Every record below is to be retyped exactly.

==== INPUT RECORDS

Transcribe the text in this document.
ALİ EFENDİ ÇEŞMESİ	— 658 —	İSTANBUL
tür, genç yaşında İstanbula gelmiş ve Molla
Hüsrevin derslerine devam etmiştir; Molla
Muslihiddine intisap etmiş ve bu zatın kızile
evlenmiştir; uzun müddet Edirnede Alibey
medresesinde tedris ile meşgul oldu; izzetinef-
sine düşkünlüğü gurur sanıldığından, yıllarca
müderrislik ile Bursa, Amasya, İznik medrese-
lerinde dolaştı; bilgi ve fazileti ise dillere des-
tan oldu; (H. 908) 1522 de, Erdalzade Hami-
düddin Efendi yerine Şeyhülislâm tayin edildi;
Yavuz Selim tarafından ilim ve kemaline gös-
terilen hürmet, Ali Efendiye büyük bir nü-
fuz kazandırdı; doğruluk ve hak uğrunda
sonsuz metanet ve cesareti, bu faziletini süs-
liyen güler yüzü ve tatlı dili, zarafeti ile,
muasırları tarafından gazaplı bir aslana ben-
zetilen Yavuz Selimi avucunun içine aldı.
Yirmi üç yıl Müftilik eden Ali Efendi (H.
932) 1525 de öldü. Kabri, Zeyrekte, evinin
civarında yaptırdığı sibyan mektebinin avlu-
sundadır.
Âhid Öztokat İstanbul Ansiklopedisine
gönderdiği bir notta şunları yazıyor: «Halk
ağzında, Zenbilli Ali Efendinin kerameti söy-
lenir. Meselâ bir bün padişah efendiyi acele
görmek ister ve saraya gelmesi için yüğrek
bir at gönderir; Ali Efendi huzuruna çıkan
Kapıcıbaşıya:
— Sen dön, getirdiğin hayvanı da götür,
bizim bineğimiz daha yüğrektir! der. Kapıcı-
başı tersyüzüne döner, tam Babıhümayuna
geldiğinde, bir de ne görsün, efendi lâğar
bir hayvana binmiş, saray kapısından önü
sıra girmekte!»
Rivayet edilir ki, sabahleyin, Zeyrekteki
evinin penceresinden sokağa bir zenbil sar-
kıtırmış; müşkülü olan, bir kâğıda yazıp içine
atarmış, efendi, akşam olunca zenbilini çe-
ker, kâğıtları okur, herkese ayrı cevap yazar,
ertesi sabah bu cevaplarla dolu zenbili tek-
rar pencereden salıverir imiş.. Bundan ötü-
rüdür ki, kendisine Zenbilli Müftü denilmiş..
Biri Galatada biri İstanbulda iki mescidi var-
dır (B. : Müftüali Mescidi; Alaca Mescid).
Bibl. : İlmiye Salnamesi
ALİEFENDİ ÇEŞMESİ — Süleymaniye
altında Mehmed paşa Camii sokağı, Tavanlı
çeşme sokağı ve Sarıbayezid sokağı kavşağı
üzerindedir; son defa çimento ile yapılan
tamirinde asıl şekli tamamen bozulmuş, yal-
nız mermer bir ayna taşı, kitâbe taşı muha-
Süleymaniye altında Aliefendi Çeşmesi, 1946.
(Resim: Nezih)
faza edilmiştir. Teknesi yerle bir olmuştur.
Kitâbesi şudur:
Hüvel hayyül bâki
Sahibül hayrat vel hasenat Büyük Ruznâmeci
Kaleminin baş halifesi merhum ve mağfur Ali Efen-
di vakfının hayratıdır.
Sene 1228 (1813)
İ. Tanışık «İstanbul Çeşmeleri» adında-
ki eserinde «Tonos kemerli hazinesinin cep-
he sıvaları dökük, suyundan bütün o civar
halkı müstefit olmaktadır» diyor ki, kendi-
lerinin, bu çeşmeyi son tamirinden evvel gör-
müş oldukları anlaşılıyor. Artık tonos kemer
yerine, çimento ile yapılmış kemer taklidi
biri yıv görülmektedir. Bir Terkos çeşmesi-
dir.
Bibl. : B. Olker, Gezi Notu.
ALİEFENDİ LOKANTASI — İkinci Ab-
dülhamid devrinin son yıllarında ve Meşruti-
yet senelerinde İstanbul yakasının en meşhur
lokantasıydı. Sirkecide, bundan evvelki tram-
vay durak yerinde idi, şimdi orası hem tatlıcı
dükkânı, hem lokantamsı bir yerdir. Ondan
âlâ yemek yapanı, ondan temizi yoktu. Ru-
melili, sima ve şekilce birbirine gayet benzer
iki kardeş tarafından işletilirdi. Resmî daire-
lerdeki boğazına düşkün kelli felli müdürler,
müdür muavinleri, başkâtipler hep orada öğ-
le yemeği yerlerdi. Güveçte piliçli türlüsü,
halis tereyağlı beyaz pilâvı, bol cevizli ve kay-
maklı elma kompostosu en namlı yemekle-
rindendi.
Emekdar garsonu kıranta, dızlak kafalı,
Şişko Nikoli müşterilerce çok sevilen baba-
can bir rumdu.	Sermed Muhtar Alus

========

» **SOLUTION BELOW**:
Transcribe the text in this document.
ALİ EFENDİ ÇEŞMESİ	— 658 —	İSTANBUL
tür, genç yaşında İstanbula gelmiş ve Molla
Hüsrevin derslerine devam etmiştir; Molla
Muslihiddine intisap etmiş ve bu zatın kızile
evlenmiştir; uzun müddet Edirnede Alibey
medresesinde tedris ile meşgul oldu; izzetinef-
sine düşkünlüğü gurur sanıldığından, yıllarca
müderrislik ile Bursa, Amasya, İznik medrese-
lerinde dolaştı; bilgi ve fazileti ise dillere des-
tan oldu; (H. 908) 1522 de, Erdalzade Hami-
düddin Efendi yerine Şeyhülislâm tayin edildi;
Yavuz Selim tarafından ilim ve kemaline gös-
terilen hürmet, Ali Efendiye büyük bir nü-
fuz kazandırdı; doğruluk ve hak uğrunda
sonsuz metanet ve cesareti, bu faziletini süs-
liyen güler yüzü ve tatlı dili, zarafeti ile,
muasırları tarafından gazaplı bir aslana ben-
zetilen Yavuz Selimi avucunun içine aldı.
Yirmi üç yıl Müftilik eden Ali Efendi (H.
932) 1525 de öldü. Kabri, Zeyrekte, evinin
civarında yaptırdığı sibyan mektebinin avlu-
sundadır.
Âhid Öztokat İstanbul Ansiklopedisine
gönderdiği bir notta şunları yazıyor: «Halk
ağzında, Zenbilli Ali Efendinin kerameti söy-
lenir. Meselâ bir bün padişah efendiyi acele
görmek ister ve saraya gelmesi için yüğrek
bir at gönderir; Ali Efendi huzuruna çıkan
Kapıcıbaşıya:
— Sen dön, getirdiğin hayvanı da götür,
bizim bineğimiz daha yüğrektir! der. Kapıcı-
başı tersyüzüne döner, tam Babıhümayuna
geldiğinde, bir de ne görsün, efendi lâğar
bir hayvana binmiş, saray kapısından önü
sıra girmekte!»
Rivayet edilir ki, sabahleyin, Zeyrekteki
evinin penceresinden sokağa bir zenbil sar-
kıtırmış; müşkülü olan, bir kâğıda yazıp içine
atarmış, efendi, akşam olunca zenbilini çe-
ker, kâğıtları okur, herkese ayrı cevap yazar,
ertesi sabah bu cevaplarla dolu zenbili tek-
rar pencereden salıverir imiş.. Bundan ötü-
rüdür ki, kendisine Zenbilli Müftü denilmiş..
Biri Galatada biri İstanbulda iki mescidi var-
dır (B. : Müftüali Mescidi; Alaca Mescid).
Bibl. : İlmiye Salnamesi
ALİEFENDİ ÇEŞMESİ — Süleymaniye
altında Mehmed paşa Camii sokağı, Tavanlı
çeşme sokağı ve Sarıbayezid sokağı kavşağı
üzerindedir; son defa çimento ile yapılan
tamirinde asıl şekli tamamen bozulmuş, yal-
nız mermer bir ayna taşı, kitâbe taşı muha-
Süleymaniye altında Aliefendi Çeşmesi, 1946.
(Resim: Nezih)
faza edilmiştir. Teknesi yerle bir olmuştur.
Kitâbesi şudur:
Hüvel hayyül bâki
Sahibül hayrat vel hasenat Büyük Ruznâmeci
Kaleminin baş halifesi merhum ve mağfur Ali Efen-
di vakfının hayratıdır.
Sene 1228 (1813)
İ. Tanışık «İstanbul Çeşmeleri» adında-
ki eserinde «Tonos kemerli hazinesinin cep-
he sıvaları dökük, suyundan bütün o civar
halkı müstefit olmaktadır» diyor ki, kendi-
lerinin, bu çeşmeyi son tamirinden evvel gör-
müş oldukları anlaşılıyor. Artık tonos kemer
yerine, çimento ile yapılmış kemer taklidi
biri yıv görülmektedir. Bir Terkos çeşmesi-
dir.
Bibl. : B. Olker, Gezi Notu.
ALİEFENDİ LOKANTASI — İkinci Ab-
dülhamid devrinin son yıllarında ve Meşruti-
yet senelerinde İstanbul yakasının en meşhur
lokantasıydı. Sirkecide, bundan evvelki tram-
vay durak yerinde idi, şimdi orası hem tatlıcı
dükkânı, hem lokantamsı bir yerdir. Ondan
âlâ yemek yapanı, ondan temizi yoktu. Ru-
melili, sima ve şekilce birbirine gayet benzer
iki kardeş tarafından işletilirdi. Resmî daire-
lerdeki boğazına düşkün kelli felli müdürler,
müdür muavinleri, başkâtipler hep orada öğ-
le yemeği yerlerdi. Güveçte piliçli türlüsü,
halis tereyağlı beyaz pilâvı, bol cevizli ve kay-
maklı elma kompostosu en namlı yemekle-
rindendi.
Emekdar garsonu kıranta, dızlak kafalı,
Şişko Nikoli müşterilerce çok sevilen baba-
can bir rumdu.	Sermed Muhtar Alus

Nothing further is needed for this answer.